## START Reading passage
This Kale and White Bean Sausage Soup is hearty, creamy, and full of flavor. Italian sausage, tender potatoes, and kale simmer together in a rich broth finished with a splash of cream and lemon juice for balance. It’s the kind of meal that feels like a complete dinner in one pot — cozy, filling, and great for any night you want something comforting without much effort.
Prep Time20 minutes
Cook Time30 minutes
Total Time50 minutes
Course: Main Dish
Cuisine: American
Keyword: kale and white bean sausage soup
Servings: 8 servings
Calories: 442kcal

Ingredients

  • 1 pound ground Italian sausage
  • 1 small yellow onion diced
  • 3 cloves garlic minced
  • 1 Tablespoon flour
  • 5 cups chicken broth or vegetable broth
  • 15-ounce can cannellini beans drained and rinsed
  • 2 large russet potatoes peeled and chopped
  • 1 large sweet potato peeled and chopped
  • 2 large kale leaves stems removed, leaves chopped
  • 1 teaspoon Kosher salt
  • 1 teaspoon oregano
  • ½ teaspoon coarse ground pepper
  • ½ teaspoon dried rosemary
  • ½ teaspoon paprika
  • ¾ cup heavy cream
  • 1 Tablespoon lemon juice freshly squeezed

Optional Garnish

  • Parmesan cheese freshly grated

Instructions

  • Cook Sausage and Onions: To a large soup over medium-high heat, add 1 pound ground Italian sausage and diced onion. Sauté for about 5 minutes, or until sausage is cooked through and onion is softened.
## END Reading passage
### Written task
Answer these questions about the soup recipe above.
(a) How many servings does the recipe make?
(b) How much heavy cream does the ingredient list call for?
(c) For about how long are the sausage and onion sautéed in the first step?
## START Records supplied
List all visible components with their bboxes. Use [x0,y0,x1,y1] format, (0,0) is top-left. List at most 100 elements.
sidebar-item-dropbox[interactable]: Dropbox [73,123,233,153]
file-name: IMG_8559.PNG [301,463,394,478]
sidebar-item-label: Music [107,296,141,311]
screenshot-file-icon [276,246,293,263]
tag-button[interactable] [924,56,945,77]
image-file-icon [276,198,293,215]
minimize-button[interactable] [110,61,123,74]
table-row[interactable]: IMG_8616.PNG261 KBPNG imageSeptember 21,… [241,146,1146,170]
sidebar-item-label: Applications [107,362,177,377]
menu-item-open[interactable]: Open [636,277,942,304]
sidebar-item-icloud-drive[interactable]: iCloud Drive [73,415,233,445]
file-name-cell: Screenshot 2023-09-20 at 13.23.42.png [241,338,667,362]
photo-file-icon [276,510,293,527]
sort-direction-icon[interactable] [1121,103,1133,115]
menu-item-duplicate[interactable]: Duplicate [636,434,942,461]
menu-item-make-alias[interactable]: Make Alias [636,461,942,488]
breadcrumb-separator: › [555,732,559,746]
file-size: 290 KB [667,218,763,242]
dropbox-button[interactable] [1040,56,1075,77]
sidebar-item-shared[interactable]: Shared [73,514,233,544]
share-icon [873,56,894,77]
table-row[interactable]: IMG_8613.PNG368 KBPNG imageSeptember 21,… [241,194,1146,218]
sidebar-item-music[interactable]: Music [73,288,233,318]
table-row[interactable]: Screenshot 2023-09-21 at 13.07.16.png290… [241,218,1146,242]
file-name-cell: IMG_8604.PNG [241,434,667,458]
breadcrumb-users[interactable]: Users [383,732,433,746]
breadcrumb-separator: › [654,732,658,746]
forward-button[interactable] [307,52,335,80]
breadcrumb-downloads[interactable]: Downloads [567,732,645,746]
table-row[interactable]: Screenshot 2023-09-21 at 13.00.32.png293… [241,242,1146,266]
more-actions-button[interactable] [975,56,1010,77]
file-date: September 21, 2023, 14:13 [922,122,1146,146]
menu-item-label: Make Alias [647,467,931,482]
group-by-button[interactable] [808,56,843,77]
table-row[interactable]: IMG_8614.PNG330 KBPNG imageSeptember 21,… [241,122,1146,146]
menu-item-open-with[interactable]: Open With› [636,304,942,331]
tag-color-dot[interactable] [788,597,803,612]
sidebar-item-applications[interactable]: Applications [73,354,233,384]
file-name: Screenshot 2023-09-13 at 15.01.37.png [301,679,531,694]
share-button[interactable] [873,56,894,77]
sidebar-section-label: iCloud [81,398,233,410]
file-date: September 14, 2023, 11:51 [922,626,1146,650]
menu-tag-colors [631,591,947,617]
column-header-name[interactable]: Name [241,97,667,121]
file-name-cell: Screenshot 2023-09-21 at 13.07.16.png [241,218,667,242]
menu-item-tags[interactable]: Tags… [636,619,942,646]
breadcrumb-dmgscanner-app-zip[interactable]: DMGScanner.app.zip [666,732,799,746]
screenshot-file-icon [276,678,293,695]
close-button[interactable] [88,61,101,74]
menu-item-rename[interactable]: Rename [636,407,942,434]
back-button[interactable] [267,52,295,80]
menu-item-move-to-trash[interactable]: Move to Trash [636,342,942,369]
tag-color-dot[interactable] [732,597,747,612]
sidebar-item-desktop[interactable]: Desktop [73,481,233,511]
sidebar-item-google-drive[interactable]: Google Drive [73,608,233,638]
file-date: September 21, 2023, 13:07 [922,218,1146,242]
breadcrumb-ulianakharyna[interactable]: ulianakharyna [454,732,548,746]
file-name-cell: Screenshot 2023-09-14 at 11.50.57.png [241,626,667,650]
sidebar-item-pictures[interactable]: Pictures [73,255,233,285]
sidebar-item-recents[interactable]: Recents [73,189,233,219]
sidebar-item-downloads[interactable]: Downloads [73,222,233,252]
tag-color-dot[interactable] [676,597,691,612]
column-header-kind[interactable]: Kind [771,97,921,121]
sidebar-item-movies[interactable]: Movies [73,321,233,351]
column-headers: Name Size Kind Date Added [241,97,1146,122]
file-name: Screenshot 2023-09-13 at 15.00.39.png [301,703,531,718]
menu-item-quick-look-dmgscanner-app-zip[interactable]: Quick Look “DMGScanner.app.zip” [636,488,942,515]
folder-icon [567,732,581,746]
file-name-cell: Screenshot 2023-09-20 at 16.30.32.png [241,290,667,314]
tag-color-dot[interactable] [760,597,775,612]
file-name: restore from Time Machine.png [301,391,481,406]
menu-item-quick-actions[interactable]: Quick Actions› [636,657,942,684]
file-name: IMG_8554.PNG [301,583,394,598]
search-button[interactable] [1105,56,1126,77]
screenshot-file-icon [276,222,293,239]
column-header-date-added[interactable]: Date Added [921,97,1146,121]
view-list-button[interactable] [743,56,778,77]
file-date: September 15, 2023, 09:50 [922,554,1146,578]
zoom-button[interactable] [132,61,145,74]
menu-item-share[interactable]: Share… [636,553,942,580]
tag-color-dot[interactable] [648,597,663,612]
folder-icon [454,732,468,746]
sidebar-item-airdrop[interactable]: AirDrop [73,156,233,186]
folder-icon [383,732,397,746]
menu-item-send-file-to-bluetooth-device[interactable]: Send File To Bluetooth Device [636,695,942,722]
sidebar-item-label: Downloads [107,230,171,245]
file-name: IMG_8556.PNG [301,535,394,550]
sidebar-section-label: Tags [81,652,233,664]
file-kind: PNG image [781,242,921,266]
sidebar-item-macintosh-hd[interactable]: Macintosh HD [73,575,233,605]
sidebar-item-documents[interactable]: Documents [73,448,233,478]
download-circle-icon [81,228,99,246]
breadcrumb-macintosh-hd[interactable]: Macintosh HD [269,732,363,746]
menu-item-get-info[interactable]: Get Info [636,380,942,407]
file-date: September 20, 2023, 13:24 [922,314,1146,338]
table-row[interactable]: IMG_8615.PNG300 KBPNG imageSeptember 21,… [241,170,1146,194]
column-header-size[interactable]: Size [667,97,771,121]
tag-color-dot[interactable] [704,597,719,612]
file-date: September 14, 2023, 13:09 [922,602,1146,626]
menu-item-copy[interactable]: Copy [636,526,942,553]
## END Records supplied
### Written solution
(a) 8 servings
(b) ¾ cup
(c) About 5 minutes